◆ **Given records**
>> begin
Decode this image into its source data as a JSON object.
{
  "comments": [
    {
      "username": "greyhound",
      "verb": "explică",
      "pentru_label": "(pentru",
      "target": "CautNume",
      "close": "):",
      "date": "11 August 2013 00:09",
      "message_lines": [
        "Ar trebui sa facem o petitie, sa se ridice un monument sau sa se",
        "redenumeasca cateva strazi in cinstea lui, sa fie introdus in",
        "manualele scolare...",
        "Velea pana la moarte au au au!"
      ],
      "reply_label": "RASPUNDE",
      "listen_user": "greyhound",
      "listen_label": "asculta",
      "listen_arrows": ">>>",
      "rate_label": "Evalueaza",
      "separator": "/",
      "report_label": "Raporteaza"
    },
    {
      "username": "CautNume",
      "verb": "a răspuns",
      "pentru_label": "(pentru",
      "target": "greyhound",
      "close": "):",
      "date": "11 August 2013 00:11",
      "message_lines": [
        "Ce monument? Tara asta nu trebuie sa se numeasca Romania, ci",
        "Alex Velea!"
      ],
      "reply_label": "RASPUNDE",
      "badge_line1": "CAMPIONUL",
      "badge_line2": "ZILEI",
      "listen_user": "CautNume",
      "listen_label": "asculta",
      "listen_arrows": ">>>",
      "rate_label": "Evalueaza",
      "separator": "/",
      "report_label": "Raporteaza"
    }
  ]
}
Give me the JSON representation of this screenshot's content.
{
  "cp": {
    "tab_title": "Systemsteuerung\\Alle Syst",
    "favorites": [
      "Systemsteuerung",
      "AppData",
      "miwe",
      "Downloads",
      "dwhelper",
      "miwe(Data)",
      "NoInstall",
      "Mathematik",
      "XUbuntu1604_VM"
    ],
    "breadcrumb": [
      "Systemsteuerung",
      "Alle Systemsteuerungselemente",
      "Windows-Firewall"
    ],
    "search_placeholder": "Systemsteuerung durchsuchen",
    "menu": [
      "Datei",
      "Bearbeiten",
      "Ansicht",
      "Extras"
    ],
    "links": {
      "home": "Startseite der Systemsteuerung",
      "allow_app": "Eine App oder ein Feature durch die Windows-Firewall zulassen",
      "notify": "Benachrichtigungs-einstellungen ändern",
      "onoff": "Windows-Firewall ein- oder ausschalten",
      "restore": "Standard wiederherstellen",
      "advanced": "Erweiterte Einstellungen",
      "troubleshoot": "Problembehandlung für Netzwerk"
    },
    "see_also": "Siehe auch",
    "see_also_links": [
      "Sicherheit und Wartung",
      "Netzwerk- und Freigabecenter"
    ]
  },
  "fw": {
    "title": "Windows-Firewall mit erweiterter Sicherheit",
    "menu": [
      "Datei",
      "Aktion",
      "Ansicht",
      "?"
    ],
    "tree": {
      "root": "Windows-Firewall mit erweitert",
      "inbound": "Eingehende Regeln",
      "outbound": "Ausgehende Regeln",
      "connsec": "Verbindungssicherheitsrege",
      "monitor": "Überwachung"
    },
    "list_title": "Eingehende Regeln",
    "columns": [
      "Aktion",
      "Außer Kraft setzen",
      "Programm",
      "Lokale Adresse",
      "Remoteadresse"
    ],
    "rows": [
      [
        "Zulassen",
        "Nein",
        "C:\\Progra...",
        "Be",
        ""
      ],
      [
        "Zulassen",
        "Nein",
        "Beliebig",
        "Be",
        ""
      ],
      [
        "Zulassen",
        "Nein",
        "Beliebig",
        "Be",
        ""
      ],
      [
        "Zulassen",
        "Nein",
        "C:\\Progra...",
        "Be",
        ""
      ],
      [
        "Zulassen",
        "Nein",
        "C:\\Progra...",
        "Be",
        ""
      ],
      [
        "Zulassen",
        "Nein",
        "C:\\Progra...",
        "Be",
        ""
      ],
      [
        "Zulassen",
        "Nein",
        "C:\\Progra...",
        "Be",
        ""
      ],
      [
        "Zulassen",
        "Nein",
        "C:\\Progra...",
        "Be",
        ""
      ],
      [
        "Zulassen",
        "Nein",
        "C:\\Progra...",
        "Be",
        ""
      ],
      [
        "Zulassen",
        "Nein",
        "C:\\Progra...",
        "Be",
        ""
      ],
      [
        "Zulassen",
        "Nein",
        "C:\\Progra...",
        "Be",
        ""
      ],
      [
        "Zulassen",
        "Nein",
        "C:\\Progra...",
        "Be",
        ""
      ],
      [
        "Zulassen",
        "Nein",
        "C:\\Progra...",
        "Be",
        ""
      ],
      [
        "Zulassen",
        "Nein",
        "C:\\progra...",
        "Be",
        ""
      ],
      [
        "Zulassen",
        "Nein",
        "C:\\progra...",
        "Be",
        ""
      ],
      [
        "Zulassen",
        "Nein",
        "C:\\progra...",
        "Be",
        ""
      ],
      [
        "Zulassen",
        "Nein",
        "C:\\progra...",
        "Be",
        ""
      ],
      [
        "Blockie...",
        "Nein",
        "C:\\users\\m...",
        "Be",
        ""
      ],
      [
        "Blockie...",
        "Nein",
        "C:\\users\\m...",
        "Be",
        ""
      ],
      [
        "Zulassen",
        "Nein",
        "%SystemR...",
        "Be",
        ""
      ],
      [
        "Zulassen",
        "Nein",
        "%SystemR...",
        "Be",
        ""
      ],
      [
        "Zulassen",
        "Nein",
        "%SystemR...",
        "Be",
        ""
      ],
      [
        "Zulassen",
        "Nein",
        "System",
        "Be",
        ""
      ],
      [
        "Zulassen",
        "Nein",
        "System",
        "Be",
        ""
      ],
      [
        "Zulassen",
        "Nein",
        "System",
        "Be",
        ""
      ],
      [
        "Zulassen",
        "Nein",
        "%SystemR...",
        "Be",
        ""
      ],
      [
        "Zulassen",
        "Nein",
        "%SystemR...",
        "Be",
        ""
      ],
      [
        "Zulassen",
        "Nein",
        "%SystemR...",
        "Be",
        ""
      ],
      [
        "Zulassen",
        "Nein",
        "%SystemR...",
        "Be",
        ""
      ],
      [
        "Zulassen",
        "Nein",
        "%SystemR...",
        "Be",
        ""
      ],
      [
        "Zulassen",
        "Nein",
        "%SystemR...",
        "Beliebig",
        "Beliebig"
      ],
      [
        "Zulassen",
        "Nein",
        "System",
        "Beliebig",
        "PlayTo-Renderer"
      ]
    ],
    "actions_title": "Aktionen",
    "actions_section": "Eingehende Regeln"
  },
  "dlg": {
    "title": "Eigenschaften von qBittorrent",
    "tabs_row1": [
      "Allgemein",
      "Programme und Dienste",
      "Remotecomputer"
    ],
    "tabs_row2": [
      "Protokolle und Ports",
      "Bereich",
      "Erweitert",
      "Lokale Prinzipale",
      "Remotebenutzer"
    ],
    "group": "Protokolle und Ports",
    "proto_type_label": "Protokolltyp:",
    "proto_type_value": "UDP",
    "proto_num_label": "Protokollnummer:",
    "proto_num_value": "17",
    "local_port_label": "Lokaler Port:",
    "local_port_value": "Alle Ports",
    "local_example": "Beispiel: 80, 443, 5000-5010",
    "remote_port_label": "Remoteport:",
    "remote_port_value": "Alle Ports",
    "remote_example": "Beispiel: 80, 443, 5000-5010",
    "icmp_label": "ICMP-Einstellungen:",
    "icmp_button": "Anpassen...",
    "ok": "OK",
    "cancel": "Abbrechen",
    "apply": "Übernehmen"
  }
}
>> end
◆ **Problem description**
Every entry should be output exactly as written, please.

◆ **Answer to this problem**
Decode this image into its source data as a JSON object.
{
  "comments": [
    {
      "username": "greyhound",
      "verb": "explică",
      "pentru_label": "(pentru",
      "target": "CautNume",
      "close": "):",
      "date": "11 August 2013 00:09",
      "message_lines": [
        "Ar trebui sa facem o petitie, sa se ridice un monument sau sa se",
        "redenumeasca cateva strazi in cinstea lui, sa fie introdus in",
        "manualele scolare...",
        "Velea pana la moarte au au au!"
      ],
      "reply_label": "RASPUNDE",
      "listen_user": "greyhound",
      "listen_label": "asculta",
      "listen_arrows": ">>>",
      "rate_label": "Evalueaza",
      "separator": "/",
      "report_label": "Raporteaza"
    },
    {
      "username": "CautNume",
      "verb": "a răspuns",
      "pentru_label": "(pentru",
      "target": "greyhound",
      "close": "):",
      "date": "11 August 2013 00:11",
      "message_lines": [
        "Ce monument? Tara asta nu trebuie sa se numeasca Romania, ci",
        "Alex Velea!"
      ],
      "reply_label": "RASPUNDE",
      "badge_line1": "CAMPIONUL",
      "badge_line2": "ZILEI",
      "listen_user": "CautNume",
      "listen_label": "asculta",
      "listen_arrows": ">>>",
      "rate_label": "Evalueaza",
      "separator": "/",
      "report_label": "Raporteaza"
    }
  ]
}
Give me the JSON representation of this screenshot's content.
{
  "cp": {
    "tab_title": "Systemsteuerung\\Alle Syst",
    "favorites": [
      "Systemsteuerung",
      "AppData",
      "miwe",
      "Downloads",
      "dwhelper",
      "miwe(Data)",
      "NoInstall",
      "Mathematik",
      "XUbuntu1604_VM"
    ],
    "breadcrumb": [
      "Systemsteuerung",
      "Alle Systemsteuerungselemente",
      "Windows-Firewall"
    ],
    "search_placeholder": "Systemsteuerung durchsuchen",
    "menu": [
      "Datei",
      "Bearbeiten",
      "Ansicht",
      "Extras"
    ],
    "links": {
      "home": "Startseite der Systemsteuerung",
      "allow_app": "Eine App oder ein Feature durch die Windows-Firewall zulassen",
      "notify": "Benachrichtigungs-einstellungen ändern",
      "onoff": "Windows-Firewall ein- oder ausschalten",
      "restore": "Standard wiederherstellen",
      "advanced": "Erweiterte Einstellungen",
      "troubleshoot": "Problembehandlung für Netzwerk"
    },
    "see_also": "Siehe auch",
    "see_also_links": [
      "Sicherheit und Wartung",
      "Netzwerk- und Freigabecenter"
    ]
  },
  "fw": {
    "title": "Windows-Firewall mit erweiterter Sicherheit",
    "menu": [
      "Datei",
      "Aktion",
      "Ansicht",
      "?"
    ],
    "tree": {
      "root": "Windows-Firewall mit erweitert",
      "inbound": "Eingehende Regeln",
      "outbound": "Ausgehende Regeln",
      "connsec": "Verbindungssicherheitsrege",
      "monitor": "Überwachung"
    },
    "list_title": "Eingehende Regeln",
    "columns": [
      "Aktion",
      "Außer Kraft setzen",
      "Programm",
      "Lokale Adresse",
      "Remoteadresse"
    ],
    "rows": [
      [
        "Zulassen",
        "Nein",
        "C:\\Progra...",
        "Be",
        ""
      ],
      [
        "Zulassen",
        "Nein",
        "Beliebig",
        "Be",
        ""
      ],
      [
        "Zulassen",
        "Nein",
        "Beliebig",
        "Be",
        ""
      ],
      [
        "Zulassen",
        "Nein",
        "C:\\Progra...",
        "Be",
        ""
      ],
      [
        "Zulassen",
        "Nein",
        "C:\\Progra...",
        "Be",
        ""
      ],
      [
        "Zulassen",
        "Nein",
        "C:\\Progra...",
        "Be",
        ""
      ],
      [
        "Zulassen",
        "Nein",
        "C:\\Progra...",
        "Be",
        ""
      ],
      [
        "Zulassen",
        "Nein",
        "C:\\Progra...",
        "Be",
        ""
      ],
      [
        "Zulassen",
        "Nein",
        "C:\\Progra...",
        "Be",
        ""
      ],
      [
        "Zulassen",
        "Nein",
        "C:\\Progra...",
        "Be",
        ""
      ],
      [
        "Zulassen",
        "Nein",
        "C:\\Progra...",
        "Be",
        ""
      ],
      [
        "Zulassen",
        "Nein",
        "C:\\Progra...",
        "Be",
        ""
      ],
      [
        "Zulassen",
        "Nein",
        "C:\\Progra...",
        "Be",
        ""
      ],
      [
        "Zulassen",
        "Nein",
        "C:\\progra...",
        "Be",
        ""
      ],
      [
        "Zulassen",
        "Nein",
        "C:\\progra...",
        "Be",
        ""
      ],
      [
        "Zulassen",
        "Nein",
        "C:\\progra...",
        "Be",
        ""
      ],
      [
        "Zulassen",
        "Nein",
        "C:\\progra...",
        "Be",
        ""
      ],
      [
        "Blockie...",
        "Nein",
        "C:\\users\\m...",
        "Be",
        ""
      ],
      [
        "Blockie...",
        "Nein",
        "C:\\users\\m...",
        "Be",
        ""
      ],
      [
        "Zulassen",
        "Nein",
        "%SystemR...",
        "Be",
        ""
      ],
      [
        "Zulassen",
        "Nein",
        "%SystemR...",
        "Be",
        ""
      ],
      [
        "Zulassen",
        "Nein",
        "%SystemR...",
        "Be",
        ""
      ],
      [
        "Zulassen",
        "Nein",
        "System",
        "Be",
        ""
      ],
      [
        "Zulassen",
        "Nein",
        "System",
        "Be",
        ""
      ],
      [
        "Zulassen",
        "Nein",
        "System",
        "Be",
        ""
      ],
      [
        "Zulassen",
        "Nein",
        "%SystemR...",
        "Be",
        ""
      ],
      [
        "Zulassen",
        "Nein",
        "%SystemR...",
        "Be",
        ""
      ],
      [
        "Zulassen",
        "Nein",
        "%SystemR...",
        "Be",
        ""
      ],
      [
        "Zulassen",
        "Nein",
        "%SystemR...",
        "Be",
        ""
      ],
      [
        "Zulassen",
        "Nein",
        "%SystemR...",
        "Be",
        ""
      ],
      [
        "Zulassen",
        "Nein",
        "%SystemR...",
        "Beliebig",
        "Beliebig"
      ],
      [
        "Zulassen",
        "Nein",
        "System",
        "Beliebig",
        "PlayTo-Renderer"
      ]
    ],
    "actions_title": "Aktionen",
    "actions_section": "Eingehende Regeln"
  },
  "dlg": {
    "title": "Eigenschaften von qBittorrent",
    "tabs_row1": [
      "Allgemein",
      "Programme und Dienste",
      "Remotecomputer"
    ],
    "tabs_row2": [
      "Protokolle und Ports",
      "Bereich",
      "Erweitert",
      "Lokale Prinzipale",
      "Remotebenutzer"
    ],
    "group": "Protokolle und Ports",
    "proto_type_label": "Protokolltyp:",
    "proto_type_value": "UDP",
    "proto_num_label": "Protokollnummer:",
    "proto_num_value": "17",
    "local_port_label": "Lokaler Port:",
    "local_port_value": "Alle Ports",
    "local_example": "Beispiel: 80, 443, 5000-5010",
    "remote_port_label": "Remoteport:",
    "remote_port_value": "Alle Ports",
    "remote_example": "Beispiel: 80, 443, 5000-5010",
    "icmp_label": "ICMP-Einstellungen:",
    "icmp_button": "Anpassen...",
    "ok": "OK",
    "cancel": "Abbrechen",
    "apply": "Übernehmen"
  }
}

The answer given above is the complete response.